GIVEN DATA
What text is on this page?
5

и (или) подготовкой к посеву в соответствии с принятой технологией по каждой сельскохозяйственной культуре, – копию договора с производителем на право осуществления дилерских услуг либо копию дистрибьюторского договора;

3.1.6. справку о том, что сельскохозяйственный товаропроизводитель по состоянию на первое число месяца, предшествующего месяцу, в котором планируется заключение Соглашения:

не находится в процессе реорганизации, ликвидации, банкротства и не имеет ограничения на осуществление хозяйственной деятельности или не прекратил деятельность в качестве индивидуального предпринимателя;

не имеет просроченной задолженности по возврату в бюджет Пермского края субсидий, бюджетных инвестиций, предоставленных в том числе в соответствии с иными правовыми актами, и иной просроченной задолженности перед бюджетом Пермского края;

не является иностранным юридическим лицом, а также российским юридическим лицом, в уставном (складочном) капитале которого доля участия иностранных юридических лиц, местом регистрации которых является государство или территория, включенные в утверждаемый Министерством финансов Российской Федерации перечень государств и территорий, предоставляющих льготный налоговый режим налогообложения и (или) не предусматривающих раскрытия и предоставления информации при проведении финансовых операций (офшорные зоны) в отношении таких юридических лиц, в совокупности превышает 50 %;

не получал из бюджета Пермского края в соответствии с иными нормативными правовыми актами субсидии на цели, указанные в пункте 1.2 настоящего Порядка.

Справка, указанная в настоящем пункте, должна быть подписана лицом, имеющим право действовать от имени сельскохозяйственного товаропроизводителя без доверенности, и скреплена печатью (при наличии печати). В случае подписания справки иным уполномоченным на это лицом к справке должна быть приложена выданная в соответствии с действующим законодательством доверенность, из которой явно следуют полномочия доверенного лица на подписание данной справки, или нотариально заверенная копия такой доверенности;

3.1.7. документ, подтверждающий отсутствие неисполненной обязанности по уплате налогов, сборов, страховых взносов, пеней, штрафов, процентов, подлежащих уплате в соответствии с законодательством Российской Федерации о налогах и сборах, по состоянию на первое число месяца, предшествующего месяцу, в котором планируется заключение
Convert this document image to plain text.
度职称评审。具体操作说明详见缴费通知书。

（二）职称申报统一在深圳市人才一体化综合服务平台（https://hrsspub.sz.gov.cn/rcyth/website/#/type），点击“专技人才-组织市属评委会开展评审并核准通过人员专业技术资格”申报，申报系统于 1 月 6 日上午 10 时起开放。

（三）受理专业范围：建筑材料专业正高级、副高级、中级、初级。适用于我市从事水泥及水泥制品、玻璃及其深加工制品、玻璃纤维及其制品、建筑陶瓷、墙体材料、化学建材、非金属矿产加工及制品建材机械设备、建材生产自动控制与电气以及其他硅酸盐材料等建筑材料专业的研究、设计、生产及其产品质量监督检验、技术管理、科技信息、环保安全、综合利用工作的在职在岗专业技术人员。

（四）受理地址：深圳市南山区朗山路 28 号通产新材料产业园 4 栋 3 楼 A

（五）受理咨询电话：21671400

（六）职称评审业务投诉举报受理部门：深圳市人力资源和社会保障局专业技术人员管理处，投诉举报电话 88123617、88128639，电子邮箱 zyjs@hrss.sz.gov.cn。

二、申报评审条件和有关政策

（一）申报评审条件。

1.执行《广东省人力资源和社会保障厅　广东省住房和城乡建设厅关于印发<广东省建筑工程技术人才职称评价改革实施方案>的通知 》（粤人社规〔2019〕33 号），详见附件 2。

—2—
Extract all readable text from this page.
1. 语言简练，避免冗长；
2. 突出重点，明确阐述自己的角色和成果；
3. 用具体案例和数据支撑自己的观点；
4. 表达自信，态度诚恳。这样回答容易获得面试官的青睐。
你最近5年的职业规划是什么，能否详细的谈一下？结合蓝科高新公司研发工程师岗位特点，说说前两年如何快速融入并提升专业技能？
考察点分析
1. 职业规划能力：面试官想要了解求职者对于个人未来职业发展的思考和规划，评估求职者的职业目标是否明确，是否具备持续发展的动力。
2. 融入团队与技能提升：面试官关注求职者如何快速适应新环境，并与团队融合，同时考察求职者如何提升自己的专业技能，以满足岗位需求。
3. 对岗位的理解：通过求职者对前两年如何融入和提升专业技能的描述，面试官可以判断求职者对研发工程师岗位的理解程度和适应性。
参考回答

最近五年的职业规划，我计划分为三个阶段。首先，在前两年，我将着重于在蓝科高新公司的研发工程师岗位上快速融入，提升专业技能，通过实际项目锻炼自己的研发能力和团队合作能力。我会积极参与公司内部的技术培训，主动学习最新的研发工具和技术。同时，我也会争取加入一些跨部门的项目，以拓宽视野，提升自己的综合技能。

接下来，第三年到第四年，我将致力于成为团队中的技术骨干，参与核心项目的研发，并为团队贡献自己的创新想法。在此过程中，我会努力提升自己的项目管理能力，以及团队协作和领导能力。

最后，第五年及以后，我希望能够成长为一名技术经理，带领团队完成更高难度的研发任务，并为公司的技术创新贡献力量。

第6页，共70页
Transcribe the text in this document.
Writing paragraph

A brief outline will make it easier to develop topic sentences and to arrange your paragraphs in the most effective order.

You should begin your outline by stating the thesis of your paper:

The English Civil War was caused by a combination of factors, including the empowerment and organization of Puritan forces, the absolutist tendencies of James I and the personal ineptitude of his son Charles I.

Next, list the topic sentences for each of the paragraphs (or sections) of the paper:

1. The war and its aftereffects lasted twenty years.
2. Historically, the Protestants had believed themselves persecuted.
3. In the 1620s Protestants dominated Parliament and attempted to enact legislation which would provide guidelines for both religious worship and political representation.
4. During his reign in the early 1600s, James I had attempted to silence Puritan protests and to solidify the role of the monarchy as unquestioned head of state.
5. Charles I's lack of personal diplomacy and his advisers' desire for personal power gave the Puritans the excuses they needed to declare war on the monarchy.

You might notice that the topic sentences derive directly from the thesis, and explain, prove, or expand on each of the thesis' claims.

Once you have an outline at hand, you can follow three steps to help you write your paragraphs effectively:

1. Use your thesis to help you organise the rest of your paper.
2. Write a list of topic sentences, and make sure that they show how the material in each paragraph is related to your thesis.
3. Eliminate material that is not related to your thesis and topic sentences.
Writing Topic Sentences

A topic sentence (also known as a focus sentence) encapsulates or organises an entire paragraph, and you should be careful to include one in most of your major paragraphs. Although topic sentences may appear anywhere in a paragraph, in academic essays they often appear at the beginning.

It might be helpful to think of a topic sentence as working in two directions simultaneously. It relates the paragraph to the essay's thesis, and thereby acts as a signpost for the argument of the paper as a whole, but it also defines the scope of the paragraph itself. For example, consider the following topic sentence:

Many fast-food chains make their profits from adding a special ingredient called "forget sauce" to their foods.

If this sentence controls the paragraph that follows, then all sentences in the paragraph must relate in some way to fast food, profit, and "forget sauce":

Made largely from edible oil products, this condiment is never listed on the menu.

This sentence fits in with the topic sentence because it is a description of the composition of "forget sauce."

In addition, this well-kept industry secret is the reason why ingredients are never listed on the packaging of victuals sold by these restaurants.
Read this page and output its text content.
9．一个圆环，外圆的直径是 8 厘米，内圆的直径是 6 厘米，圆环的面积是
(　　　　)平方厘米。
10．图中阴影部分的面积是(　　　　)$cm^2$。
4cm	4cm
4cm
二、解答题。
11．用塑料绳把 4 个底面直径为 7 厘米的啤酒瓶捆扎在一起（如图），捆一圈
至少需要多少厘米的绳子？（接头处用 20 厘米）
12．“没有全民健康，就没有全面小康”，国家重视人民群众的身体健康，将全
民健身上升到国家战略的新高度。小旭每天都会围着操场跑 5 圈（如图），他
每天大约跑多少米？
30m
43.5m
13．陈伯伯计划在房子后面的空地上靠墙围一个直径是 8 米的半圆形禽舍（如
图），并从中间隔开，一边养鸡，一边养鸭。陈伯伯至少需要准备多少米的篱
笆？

EXERCISE DESCRIPTION
Copy the entries above exactly, leaving none out.

COMPLETE RESPONSE
What text is on this page?
5

и (или) подготовкой к посеву в соответствии с принятой технологией по каждой сельскохозяйственной культуре, – копию договора с производителем на право осуществления дилерских услуг либо копию дистрибьюторского договора;

3.1.6. справку о том, что сельскохозяйственный товаропроизводитель по состоянию на первое число месяца, предшествующего месяцу, в котором планируется заключение Соглашения:

не находится в процессе реорганизации, ликвидации, банкротства и не имеет ограничения на осуществление хозяйственной деятельности или не прекратил деятельность в качестве индивидуального предпринимателя;

не имеет просроченной задолженности по возврату в бюджет Пермского края субсидий, бюджетных инвестиций, предоставленных в том числе в соответствии с иными правовыми актами, и иной просроченной задолженности перед бюджетом Пермского края;

не является иностранным юридическим лицом, а также российским юридическим лицом, в уставном (складочном) капитале которого доля участия иностранных юридических лиц, местом регистрации которых является государство или территория, включенные в утверждаемый Министерством финансов Российской Федерации перечень государств и территорий, предоставляющих льготный налоговый режим налогообложения и (или) не предусматривающих раскрытия и предоставления информации при проведении финансовых операций (офшорные зоны) в отношении таких юридических лиц, в совокупности превышает 50 %;

не получал из бюджета Пермского края в соответствии с иными нормативными правовыми актами субсидии на цели, указанные в пункте 1.2 настоящего Порядка.

Справка, указанная в настоящем пункте, должна быть подписана лицом, имеющим право действовать от имени сельскохозяйственного товаропроизводителя без доверенности, и скреплена печатью (при наличии печати). В случае подписания справки иным уполномоченным на это лицом к справке должна быть приложена выданная в соответствии с действующим законодательством доверенность, из которой явно следуют полномочия доверенного лица на подписание данной справки, или нотариально заверенная копия такой доверенности;

3.1.7. документ, подтверждающий отсутствие неисполненной обязанности по уплате налогов, сборов, страховых взносов, пеней, штрафов, процентов, подлежащих уплате в соответствии с законодательством Российской Федерации о налогах и сборах, по состоянию на первое число месяца, предшествующего месяцу, в котором планируется заключение
Convert this document image to plain text.
度职称评审。具体操作说明详见缴费通知书。

（二）职称申报统一在深圳市人才一体化综合服务平台（https://hrsspub.sz.gov.cn/rcyth/website/#/type），点击“专技人才-组织市属评委会开展评审并核准通过人员专业技术资格”申报，申报系统于 1 月 6 日上午 10 时起开放。

（三）受理专业范围：建筑材料专业正高级、副高级、中级、初级。适用于我市从事水泥及水泥制品、玻璃及其深加工制品、玻璃纤维及其制品、建筑陶瓷、墙体材料、化学建材、非金属矿产加工及制品建材机械设备、建材生产自动控制与电气以及其他硅酸盐材料等建筑材料专业的研究、设计、生产及其产品质量监督检验、技术管理、科技信息、环保安全、综合利用工作的在职在岗专业技术人员。

（四）受理地址：深圳市南山区朗山路 28 号通产新材料产业园 4 栋 3 楼 A

（五）受理咨询电话：21671400

（六）职称评审业务投诉举报受理部门：深圳市人力资源和社会保障局专业技术人员管理处，投诉举报电话 88123617、88128639，电子邮箱 zyjs@hrss.sz.gov.cn。

二、申报评审条件和有关政策

（一）申报评审条件。

1.执行《广东省人力资源和社会保障厅　广东省住房和城乡建设厅关于印发<广东省建筑工程技术人才职称评价改革实施方案>的通知 》（粤人社规〔2019〕33 号），详见附件 2。

—2—
Extract all readable text from this page.
1. 语言简练，避免冗长；
2. 突出重点，明确阐述自己的角色和成果；
3. 用具体案例和数据支撑自己的观点；
4. 表达自信，态度诚恳。这样回答容易获得面试官的青睐。
你最近5年的职业规划是什么，能否详细的谈一下？结合蓝科高新公司研发工程师岗位特点，说说前两年如何快速融入并提升专业技能？
考察点分析
1. 职业规划能力：面试官想要了解求职者对于个人未来职业发展的思考和规划，评估求职者的职业目标是否明确，是否具备持续发展的动力。
2. 融入团队与技能提升：面试官关注求职者如何快速适应新环境，并与团队融合，同时考察求职者如何提升自己的专业技能，以满足岗位需求。
3. 对岗位的理解：通过求职者对前两年如何融入和提升专业技能的描述，面试官可以判断求职者对研发工程师岗位的理解程度和适应性。
参考回答

最近五年的职业规划，我计划分为三个阶段。首先，在前两年，我将着重于在蓝科高新公司的研发工程师岗位上快速融入，提升专业技能，通过实际项目锻炼自己的研发能力和团队合作能力。我会积极参与公司内部的技术培训，主动学习最新的研发工具和技术。同时，我也会争取加入一些跨部门的项目，以拓宽视野，提升自己的综合技能。

接下来，第三年到第四年，我将致力于成为团队中的技术骨干，参与核心项目的研发，并为团队贡献自己的创新想法。在此过程中，我会努力提升自己的项目管理能力，以及团队协作和领导能力。

最后，第五年及以后，我希望能够成长为一名技术经理，带领团队完成更高难度的研发任务，并为公司的技术创新贡献力量。

第6页，共70页
Transcribe the text in this document.
Writing paragraph

A brief outline will make it easier to develop topic sentences and to arrange your paragraphs in the most effective order.

You should begin your outline by stating the thesis of your paper:

The English Civil War was caused by a combination of factors, including the empowerment and organization of Puritan forces, the absolutist tendencies of James I and the personal ineptitude of his son Charles I.

Next, list the topic sentences for each of the paragraphs (or sections) of the paper:

1. The war and its aftereffects lasted twenty years.
2. Historically, the Protestants had believed themselves persecuted.
3. In the 1620s Protestants dominated Parliament and attempted to enact legislation which would provide guidelines for both religious worship and political representation.
4. During his reign in the early 1600s, James I had attempted to silence Puritan protests and to solidify the role of the monarchy as unquestioned head of state.
5. Charles I's lack of personal diplomacy and his advisers' desire for personal power gave the Puritans the excuses they needed to declare war on the monarchy.

You might notice that the topic sentences derive directly from the thesis, and explain, prove, or expand on each of the thesis' claims.

Once you have an outline at hand, you can follow three steps to help you write your paragraphs effectively:

1. Use your thesis to help you organise the rest of your paper.
2. Write a list of topic sentences, and make sure that they show how the material in each paragraph is related to your thesis.
3. Eliminate material that is not related to your thesis and topic sentences.
Writing Topic Sentences

A topic sentence (also known as a focus sentence) encapsulates or organises an entire paragraph, and you should be careful to include one in most of your major paragraphs. Although topic sentences may appear anywhere in a paragraph, in academic essays they often appear at the beginning.

It might be helpful to think of a topic sentence as working in two directions simultaneously. It relates the paragraph to the essay's thesis, and thereby acts as a signpost for the argument of the paper as a whole, but it also defines the scope of the paragraph itself. For example, consider the following topic sentence:

Many fast-food chains make their profits from adding a special ingredient called "forget sauce" to their foods.

If this sentence controls the paragraph that follows, then all sentences in the paragraph must relate in some way to fast food, profit, and "forget sauce":

Made largely from edible oil products, this condiment is never listed on the menu.

This sentence fits in with the topic sentence because it is a description of the composition of "forget sauce."

In addition, this well-kept industry secret is the reason why ingredients are never listed on the packaging of victuals sold by these restaurants.
Read this page and output its text content.
9．一个圆环，外圆的直径是 8 厘米，内圆的直径是 6 厘米，圆环的面积是
(　　　　)平方厘米。
10．图中阴影部分的面积是(　　　　)$cm^2$。
4cm	4cm
4cm
二、解答题。
11．用塑料绳把 4 个底面直径为 7 厘米的啤酒瓶捆扎在一起（如图），捆一圈
至少需要多少厘米的绳子？（接头处用 20 厘米）
12．“没有全民健康，就没有全面小康”，国家重视人民群众的身体健康，将全
民健身上升到国家战略的新高度。小旭每天都会围着操场跑 5 圈（如图），他
每天大约跑多少米？
30m
43.5m
13．陈伯伯计划在房子后面的空地上靠墙围一个直径是 8 米的半圆形禽舍（如
图），并从中间隔开，一边养鸡，一边养鸭。陈伯伯至少需要准备多少米的篱
笆？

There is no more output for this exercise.